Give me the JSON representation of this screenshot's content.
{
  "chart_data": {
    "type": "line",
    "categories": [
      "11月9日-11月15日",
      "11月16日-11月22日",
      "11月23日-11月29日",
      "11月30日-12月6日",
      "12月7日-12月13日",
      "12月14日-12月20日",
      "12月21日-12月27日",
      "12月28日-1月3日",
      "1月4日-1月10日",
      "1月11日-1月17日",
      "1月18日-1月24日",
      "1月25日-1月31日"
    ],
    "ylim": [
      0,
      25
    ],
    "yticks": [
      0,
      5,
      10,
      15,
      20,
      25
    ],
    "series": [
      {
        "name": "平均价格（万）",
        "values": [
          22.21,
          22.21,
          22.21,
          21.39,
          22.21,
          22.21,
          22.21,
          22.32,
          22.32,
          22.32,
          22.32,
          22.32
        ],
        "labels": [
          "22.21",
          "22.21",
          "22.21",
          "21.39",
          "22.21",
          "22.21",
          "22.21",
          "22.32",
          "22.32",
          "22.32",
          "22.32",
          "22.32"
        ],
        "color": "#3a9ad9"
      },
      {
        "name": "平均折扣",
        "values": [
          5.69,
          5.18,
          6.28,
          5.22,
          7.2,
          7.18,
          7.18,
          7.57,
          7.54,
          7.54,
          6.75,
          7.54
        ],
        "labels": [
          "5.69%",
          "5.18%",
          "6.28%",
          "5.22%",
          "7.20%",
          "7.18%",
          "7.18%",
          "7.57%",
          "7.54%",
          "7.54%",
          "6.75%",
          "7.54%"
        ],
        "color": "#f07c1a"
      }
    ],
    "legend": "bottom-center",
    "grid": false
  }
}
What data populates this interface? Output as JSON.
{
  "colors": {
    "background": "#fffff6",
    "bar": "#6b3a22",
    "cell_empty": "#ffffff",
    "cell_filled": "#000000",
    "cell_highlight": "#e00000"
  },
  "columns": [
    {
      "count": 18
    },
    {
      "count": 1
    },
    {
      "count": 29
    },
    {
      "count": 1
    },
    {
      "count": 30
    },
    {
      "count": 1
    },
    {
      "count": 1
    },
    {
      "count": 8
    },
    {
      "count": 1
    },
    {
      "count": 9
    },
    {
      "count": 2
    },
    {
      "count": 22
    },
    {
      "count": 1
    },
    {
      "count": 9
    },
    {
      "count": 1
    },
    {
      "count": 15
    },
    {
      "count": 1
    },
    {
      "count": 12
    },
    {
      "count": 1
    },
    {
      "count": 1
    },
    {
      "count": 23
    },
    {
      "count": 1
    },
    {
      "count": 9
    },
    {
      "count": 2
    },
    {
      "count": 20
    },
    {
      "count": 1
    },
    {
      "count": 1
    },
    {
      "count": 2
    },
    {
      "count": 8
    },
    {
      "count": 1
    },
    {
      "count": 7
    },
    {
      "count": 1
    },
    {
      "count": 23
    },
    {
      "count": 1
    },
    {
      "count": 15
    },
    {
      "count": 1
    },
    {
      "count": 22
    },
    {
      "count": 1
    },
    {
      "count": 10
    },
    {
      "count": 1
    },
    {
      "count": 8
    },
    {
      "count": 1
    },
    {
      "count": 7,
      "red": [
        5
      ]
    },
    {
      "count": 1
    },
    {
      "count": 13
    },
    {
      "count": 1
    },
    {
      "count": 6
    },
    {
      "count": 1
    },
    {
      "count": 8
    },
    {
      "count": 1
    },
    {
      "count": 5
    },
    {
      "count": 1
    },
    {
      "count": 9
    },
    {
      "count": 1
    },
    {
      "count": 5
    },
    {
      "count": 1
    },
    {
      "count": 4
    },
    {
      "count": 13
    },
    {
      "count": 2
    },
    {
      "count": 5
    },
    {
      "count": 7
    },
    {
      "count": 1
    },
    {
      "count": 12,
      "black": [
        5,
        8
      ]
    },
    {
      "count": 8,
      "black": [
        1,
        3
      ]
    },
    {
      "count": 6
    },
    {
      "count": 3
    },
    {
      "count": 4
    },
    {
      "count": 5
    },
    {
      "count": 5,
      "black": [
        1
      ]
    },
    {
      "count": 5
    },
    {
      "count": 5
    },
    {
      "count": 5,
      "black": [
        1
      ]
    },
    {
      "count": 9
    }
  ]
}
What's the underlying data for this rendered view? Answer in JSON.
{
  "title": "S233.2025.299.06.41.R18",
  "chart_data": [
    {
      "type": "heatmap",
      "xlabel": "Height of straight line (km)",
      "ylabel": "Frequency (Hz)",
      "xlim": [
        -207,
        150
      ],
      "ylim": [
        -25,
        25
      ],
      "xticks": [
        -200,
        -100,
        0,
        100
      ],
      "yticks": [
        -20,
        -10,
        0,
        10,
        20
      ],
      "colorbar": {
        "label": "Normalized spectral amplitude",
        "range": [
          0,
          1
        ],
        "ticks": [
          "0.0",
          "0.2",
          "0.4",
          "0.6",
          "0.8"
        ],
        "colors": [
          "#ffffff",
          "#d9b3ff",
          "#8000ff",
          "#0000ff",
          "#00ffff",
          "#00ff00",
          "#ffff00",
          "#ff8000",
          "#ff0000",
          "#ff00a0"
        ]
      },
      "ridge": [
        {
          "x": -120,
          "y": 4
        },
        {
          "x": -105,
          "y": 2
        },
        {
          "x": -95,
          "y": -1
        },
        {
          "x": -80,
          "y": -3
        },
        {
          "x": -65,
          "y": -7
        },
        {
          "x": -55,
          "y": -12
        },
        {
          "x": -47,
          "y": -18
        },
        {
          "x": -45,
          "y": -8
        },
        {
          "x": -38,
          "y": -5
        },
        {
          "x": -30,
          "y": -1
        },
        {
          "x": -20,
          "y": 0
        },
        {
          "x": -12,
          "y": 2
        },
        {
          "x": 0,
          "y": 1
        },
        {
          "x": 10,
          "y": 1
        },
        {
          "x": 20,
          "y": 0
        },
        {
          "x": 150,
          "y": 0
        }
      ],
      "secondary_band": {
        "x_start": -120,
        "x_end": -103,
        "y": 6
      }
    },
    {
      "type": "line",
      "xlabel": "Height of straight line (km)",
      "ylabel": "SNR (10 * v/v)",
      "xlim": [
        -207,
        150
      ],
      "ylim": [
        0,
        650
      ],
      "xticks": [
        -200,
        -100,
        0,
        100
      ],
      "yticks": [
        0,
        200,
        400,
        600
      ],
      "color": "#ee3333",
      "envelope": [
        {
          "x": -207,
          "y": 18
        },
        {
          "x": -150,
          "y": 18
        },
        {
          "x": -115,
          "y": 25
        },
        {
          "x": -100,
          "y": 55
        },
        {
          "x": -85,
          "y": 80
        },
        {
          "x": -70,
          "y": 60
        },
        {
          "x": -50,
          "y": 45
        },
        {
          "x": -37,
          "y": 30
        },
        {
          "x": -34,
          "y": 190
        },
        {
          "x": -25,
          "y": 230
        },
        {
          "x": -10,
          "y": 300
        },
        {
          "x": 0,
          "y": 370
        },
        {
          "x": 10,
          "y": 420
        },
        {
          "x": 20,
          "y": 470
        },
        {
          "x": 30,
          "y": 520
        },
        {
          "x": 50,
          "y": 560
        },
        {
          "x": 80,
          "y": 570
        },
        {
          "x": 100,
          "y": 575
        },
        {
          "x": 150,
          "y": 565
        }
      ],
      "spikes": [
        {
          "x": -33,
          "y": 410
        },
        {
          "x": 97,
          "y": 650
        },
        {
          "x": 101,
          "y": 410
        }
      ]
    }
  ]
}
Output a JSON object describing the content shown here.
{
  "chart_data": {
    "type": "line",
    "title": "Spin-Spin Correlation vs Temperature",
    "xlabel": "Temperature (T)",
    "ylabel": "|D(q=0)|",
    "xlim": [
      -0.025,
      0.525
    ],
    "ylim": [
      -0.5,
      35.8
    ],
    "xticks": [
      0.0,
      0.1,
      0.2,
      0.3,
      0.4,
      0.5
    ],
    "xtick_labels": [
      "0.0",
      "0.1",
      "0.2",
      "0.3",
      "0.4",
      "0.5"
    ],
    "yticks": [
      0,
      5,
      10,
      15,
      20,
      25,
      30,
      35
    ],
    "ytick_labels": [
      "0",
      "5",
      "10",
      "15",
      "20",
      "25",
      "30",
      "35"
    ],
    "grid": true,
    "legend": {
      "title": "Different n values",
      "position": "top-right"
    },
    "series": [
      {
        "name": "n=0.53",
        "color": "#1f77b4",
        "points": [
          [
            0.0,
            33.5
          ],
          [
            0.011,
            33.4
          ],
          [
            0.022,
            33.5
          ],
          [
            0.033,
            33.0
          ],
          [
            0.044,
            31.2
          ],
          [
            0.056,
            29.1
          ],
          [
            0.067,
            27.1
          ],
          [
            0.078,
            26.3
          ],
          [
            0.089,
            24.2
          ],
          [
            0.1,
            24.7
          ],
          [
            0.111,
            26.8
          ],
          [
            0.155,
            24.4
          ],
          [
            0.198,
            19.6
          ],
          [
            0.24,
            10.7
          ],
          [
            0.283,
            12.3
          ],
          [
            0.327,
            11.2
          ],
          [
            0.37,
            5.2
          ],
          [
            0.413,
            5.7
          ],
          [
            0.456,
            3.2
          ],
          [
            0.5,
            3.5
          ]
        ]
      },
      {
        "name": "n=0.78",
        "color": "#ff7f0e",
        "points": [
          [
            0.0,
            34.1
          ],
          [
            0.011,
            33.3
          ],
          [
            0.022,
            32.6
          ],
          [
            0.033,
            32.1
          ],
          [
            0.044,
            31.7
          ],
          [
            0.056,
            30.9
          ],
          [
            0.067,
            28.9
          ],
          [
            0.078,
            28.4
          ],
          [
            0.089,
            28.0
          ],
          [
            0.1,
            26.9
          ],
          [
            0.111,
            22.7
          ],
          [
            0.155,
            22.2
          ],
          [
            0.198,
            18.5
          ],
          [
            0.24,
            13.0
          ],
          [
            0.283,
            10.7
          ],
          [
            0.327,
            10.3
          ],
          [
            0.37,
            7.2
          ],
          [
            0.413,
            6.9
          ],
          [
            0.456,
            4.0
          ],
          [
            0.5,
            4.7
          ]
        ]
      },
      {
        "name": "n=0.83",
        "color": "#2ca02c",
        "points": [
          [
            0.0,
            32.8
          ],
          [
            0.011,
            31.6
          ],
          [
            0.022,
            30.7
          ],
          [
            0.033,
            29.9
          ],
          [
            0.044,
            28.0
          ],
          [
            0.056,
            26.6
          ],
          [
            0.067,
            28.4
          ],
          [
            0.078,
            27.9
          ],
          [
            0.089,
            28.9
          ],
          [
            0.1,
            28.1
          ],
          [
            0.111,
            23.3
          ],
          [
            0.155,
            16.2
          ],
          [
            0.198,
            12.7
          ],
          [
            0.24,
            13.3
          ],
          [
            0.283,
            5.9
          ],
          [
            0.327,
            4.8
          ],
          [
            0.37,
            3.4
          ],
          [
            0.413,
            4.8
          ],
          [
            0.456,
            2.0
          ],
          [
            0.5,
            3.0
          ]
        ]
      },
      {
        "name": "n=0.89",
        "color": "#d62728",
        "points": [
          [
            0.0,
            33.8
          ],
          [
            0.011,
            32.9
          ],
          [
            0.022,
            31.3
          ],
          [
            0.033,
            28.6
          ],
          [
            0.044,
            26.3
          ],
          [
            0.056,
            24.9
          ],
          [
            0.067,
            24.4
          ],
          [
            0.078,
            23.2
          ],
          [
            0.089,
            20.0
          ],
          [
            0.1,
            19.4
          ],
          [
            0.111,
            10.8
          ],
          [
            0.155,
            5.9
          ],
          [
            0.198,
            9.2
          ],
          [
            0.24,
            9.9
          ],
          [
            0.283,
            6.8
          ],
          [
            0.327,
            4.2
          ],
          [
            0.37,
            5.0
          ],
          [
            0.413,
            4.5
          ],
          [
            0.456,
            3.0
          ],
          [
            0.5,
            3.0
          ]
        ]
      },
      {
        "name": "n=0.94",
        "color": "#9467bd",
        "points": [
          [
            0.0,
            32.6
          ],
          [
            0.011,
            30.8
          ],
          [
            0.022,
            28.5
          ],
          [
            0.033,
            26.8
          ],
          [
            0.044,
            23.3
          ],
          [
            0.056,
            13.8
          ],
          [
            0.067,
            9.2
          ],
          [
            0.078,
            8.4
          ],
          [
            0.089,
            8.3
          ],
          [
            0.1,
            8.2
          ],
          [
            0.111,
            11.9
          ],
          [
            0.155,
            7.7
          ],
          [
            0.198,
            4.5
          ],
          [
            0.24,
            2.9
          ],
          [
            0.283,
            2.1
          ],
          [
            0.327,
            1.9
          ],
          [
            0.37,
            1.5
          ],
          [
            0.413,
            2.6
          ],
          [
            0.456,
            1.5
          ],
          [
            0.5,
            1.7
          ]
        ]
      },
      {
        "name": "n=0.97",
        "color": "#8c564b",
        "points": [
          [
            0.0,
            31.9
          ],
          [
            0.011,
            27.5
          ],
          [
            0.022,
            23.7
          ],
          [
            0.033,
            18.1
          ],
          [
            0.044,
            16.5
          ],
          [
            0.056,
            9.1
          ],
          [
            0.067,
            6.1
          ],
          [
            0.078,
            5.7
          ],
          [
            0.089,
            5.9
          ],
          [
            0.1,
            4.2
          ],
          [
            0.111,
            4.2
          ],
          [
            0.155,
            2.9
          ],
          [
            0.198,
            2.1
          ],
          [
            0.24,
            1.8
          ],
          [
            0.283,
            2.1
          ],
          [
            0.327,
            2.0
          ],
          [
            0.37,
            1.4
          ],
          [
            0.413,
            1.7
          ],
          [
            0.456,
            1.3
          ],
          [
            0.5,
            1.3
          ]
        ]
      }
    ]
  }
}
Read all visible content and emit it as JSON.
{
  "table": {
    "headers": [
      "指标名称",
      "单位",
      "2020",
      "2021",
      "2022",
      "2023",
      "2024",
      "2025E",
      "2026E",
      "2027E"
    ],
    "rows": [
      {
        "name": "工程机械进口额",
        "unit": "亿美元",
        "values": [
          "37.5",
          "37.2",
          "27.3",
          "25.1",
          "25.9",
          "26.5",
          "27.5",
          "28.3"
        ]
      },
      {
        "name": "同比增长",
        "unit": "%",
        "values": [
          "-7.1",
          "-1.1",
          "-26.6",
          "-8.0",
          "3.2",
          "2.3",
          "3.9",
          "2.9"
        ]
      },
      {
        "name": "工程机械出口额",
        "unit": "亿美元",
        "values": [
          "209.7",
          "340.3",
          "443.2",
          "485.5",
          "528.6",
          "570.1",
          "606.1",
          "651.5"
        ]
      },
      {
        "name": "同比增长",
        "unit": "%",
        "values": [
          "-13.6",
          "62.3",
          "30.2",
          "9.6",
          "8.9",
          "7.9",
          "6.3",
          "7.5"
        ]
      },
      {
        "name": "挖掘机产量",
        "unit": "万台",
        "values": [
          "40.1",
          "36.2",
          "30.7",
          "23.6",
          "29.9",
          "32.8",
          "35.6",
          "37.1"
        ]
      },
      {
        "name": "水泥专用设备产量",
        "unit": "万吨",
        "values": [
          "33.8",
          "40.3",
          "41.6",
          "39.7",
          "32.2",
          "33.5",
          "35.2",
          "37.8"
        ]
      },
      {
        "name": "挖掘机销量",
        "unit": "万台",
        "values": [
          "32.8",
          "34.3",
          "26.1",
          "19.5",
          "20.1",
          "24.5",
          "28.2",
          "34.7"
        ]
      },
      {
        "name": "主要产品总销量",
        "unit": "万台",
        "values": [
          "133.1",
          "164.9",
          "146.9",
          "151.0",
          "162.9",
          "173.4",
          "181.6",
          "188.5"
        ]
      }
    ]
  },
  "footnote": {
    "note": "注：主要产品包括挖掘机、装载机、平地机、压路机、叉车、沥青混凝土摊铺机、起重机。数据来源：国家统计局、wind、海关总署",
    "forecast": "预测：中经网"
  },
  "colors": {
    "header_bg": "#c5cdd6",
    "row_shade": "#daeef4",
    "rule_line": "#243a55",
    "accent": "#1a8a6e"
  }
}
_ _ _ _ _
• Do this
Tally up the lines in the records containing the word "type", then give the count and nothing else.

• Solved exercise
4